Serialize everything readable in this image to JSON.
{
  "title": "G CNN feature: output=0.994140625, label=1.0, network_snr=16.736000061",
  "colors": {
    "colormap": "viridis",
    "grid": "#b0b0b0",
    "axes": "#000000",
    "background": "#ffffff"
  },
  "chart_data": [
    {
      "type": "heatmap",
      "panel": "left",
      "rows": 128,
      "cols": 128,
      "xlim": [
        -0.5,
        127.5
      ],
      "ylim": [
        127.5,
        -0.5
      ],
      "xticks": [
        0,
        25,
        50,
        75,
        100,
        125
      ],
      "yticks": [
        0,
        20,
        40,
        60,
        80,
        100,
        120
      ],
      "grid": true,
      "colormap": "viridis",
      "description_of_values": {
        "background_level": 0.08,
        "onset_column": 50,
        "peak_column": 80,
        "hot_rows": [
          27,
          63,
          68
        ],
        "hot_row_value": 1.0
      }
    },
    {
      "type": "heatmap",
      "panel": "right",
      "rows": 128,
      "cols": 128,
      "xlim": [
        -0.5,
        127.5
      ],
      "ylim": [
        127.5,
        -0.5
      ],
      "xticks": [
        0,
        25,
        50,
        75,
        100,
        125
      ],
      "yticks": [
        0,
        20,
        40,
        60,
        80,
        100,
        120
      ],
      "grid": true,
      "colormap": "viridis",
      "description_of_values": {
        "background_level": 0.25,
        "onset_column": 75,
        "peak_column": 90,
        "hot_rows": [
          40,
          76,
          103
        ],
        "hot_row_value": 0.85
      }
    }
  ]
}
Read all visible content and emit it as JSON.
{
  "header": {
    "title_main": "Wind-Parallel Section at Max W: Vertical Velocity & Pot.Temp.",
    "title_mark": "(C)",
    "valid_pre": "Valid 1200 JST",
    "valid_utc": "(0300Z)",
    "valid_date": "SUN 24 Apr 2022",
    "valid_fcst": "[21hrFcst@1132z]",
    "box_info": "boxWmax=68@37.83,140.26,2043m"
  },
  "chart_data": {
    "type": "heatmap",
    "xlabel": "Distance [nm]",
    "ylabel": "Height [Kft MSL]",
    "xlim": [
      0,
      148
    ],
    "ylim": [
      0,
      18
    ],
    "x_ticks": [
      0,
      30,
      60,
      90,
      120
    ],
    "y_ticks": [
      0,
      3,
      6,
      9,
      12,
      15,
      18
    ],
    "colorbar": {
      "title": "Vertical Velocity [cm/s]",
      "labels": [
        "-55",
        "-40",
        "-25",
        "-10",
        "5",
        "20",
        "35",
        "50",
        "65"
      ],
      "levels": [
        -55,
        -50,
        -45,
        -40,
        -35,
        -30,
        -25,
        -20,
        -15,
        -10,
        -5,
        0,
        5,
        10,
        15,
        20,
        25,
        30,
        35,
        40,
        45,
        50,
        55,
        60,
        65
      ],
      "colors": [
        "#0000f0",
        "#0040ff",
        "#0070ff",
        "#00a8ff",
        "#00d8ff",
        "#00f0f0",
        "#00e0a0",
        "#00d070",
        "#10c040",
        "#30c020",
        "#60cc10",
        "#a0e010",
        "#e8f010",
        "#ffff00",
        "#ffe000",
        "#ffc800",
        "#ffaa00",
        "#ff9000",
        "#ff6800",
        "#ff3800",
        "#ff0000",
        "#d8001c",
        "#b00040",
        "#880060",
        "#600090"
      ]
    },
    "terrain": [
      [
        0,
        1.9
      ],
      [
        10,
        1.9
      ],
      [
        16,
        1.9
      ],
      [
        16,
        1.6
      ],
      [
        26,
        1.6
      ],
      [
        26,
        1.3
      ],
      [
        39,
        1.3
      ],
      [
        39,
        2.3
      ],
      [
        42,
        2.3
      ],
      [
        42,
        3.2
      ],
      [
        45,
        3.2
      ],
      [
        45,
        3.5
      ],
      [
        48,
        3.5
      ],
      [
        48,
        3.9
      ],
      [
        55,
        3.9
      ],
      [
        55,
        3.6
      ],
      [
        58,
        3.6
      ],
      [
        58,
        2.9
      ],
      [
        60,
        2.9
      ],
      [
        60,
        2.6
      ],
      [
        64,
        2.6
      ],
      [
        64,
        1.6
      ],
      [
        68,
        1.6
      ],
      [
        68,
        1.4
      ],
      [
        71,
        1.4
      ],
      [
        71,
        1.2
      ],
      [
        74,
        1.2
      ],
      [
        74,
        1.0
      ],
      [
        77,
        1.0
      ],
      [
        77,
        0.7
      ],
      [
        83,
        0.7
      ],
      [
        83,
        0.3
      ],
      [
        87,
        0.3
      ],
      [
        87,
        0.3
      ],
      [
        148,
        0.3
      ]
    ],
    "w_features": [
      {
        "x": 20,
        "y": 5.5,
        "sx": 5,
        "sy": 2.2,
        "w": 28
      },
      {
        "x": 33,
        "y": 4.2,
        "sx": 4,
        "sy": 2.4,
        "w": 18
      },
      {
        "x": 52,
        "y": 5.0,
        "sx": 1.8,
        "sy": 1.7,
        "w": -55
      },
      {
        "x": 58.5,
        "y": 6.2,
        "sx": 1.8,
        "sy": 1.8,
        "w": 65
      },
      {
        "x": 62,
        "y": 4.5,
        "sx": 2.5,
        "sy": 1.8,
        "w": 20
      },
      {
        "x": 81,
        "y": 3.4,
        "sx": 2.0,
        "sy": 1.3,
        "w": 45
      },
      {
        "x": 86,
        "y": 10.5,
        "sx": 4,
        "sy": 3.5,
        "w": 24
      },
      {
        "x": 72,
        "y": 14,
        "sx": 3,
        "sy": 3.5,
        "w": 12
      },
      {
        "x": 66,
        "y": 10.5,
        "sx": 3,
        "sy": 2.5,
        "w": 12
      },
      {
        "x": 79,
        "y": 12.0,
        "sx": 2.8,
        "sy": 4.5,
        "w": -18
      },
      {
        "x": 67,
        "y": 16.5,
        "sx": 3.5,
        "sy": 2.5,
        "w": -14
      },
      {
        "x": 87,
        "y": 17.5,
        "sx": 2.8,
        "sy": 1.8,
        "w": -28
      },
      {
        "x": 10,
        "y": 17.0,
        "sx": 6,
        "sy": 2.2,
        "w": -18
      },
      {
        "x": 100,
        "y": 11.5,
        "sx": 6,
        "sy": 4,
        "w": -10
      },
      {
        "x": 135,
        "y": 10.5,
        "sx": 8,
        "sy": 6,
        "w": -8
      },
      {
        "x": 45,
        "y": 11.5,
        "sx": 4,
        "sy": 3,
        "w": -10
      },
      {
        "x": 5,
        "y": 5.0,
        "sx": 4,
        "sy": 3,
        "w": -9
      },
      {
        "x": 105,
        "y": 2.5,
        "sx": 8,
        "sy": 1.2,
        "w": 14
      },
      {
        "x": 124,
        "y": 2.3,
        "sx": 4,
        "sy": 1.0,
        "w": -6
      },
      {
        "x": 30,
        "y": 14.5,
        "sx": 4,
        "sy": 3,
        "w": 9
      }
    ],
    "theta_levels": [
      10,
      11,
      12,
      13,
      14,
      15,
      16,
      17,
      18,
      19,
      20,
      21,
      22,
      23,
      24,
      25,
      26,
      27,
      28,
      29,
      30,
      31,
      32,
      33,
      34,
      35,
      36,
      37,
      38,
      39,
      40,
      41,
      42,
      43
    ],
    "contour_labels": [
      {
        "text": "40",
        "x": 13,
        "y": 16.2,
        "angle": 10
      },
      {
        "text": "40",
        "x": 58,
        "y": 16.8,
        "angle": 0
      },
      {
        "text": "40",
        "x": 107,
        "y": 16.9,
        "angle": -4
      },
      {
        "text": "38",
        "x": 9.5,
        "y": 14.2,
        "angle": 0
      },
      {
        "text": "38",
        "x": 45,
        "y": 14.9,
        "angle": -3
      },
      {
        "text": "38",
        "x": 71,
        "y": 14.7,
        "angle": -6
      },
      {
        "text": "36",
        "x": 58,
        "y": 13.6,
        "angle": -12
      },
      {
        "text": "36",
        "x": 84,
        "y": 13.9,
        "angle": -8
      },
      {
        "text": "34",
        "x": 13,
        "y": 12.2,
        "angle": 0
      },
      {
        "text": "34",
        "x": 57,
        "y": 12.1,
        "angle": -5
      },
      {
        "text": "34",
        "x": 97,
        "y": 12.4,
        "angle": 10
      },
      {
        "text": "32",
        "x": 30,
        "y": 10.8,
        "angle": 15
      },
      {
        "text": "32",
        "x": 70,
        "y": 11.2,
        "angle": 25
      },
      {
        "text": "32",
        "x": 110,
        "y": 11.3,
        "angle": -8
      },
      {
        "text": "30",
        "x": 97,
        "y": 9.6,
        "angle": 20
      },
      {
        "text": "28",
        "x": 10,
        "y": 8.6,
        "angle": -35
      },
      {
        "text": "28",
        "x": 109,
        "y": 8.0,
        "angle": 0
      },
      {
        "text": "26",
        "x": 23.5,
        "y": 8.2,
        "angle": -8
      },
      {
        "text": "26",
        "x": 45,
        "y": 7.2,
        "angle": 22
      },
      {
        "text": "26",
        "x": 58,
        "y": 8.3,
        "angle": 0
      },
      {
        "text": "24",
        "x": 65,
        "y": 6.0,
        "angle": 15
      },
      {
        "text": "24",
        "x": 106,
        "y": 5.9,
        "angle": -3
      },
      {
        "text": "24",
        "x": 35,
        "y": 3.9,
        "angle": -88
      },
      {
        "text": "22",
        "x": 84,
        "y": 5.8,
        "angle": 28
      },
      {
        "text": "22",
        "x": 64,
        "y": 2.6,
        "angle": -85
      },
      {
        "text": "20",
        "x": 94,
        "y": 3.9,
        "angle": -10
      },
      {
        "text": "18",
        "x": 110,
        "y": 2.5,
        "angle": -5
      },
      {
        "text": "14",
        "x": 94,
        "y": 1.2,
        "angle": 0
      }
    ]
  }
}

▶ _EXERCISE INSTRUCTIONS_: Copy each line of the data that contains the word "JSON".

▶ _RESULT OF THE EXERCISE_:
Serialize everything readable in this image to JSON.
Read all visible content and emit it as JSON.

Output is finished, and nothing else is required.